Collected data entries
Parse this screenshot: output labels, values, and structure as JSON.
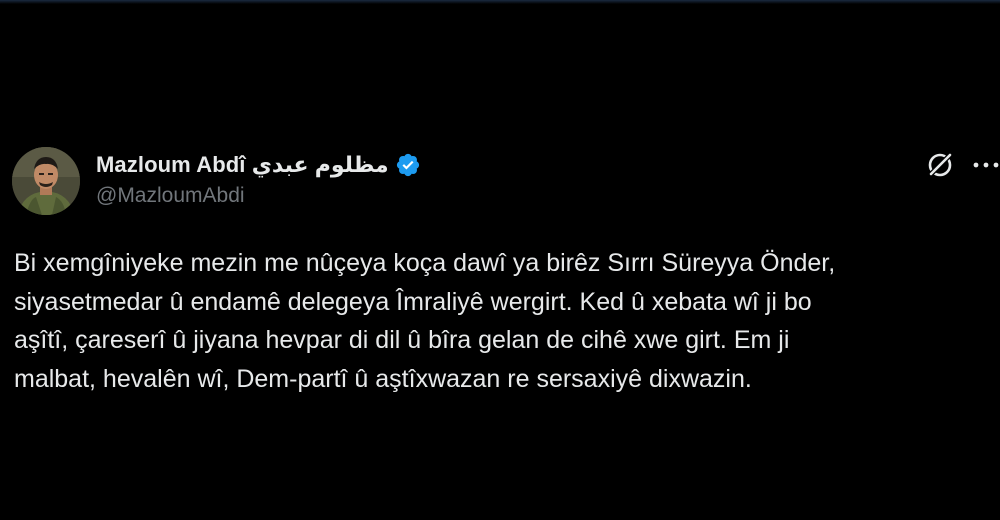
{
  "tweet": {
    "author": {
      "display_name": "Mazloum Abdî مظلوم عبدي",
      "handle": "@MazloumAbdi",
      "verified": true,
      "avatar_icon": "avatar-photo"
    },
    "actions": {
      "grok_icon": "grok-icon",
      "more_icon": "more-icon"
    },
    "text_lines": [
      "Bi xemgîniyeke mezin me nûçeya koça dawî ya birêz Sırrı Süreyya Önder,",
      "siyasetmedar û endamê delegeya Îmraliyê wergirt. Ked û xebata wî ji bo",
      "aşîtî, çareserî û jiyana hevpar di dil û bîra gelan de cihê xwe girt. Em ji",
      "malbat, hevalên wî, Dem-partî û aştîxwazan re sersaxiyê dixwazin."
    ]
  },
  "colors": {
    "background": "#000000",
    "text_primary": "#e7e9ea",
    "text_secondary": "#71767b",
    "verified_badge": "#1d9bf0"
  }
}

→ **TASK STATEMENT**: Write the records above out again exactly, with no pictures in your copy.

→ **WORKED ANSWER**:
Parse this screenshot: output labels, values, and structure as JSON.
{
  "tweet": {
    "author": {
      "display_name": "Mazloum Abdî مظلوم عبدي",
      "handle": "@MazloumAbdi",
      "verified": true,
      "avatar_icon": "avatar-photo"
    },
    "actions": {
      "grok_icon": "grok-icon",
      "more_icon": "more-icon"
    },
    "text_lines": [
      "Bi xemgîniyeke mezin me nûçeya koça dawî ya birêz Sırrı Süreyya Önder,",
      "siyasetmedar û endamê delegeya Îmraliyê wergirt. Ked û xebata wî ji bo",
      "aşîtî, çareserî û jiyana hevpar di dil û bîra gelan de cihê xwe girt. Em ji",
      "malbat, hevalên wî, Dem-partî û aştîxwazan re sersaxiyê dixwazin."
    ]
  },
  "colors": {
    "background": "#000000",
    "text_primary": "#e7e9ea",
    "text_secondary": "#71767b",
    "verified_badge": "#1d9bf0"
  }
}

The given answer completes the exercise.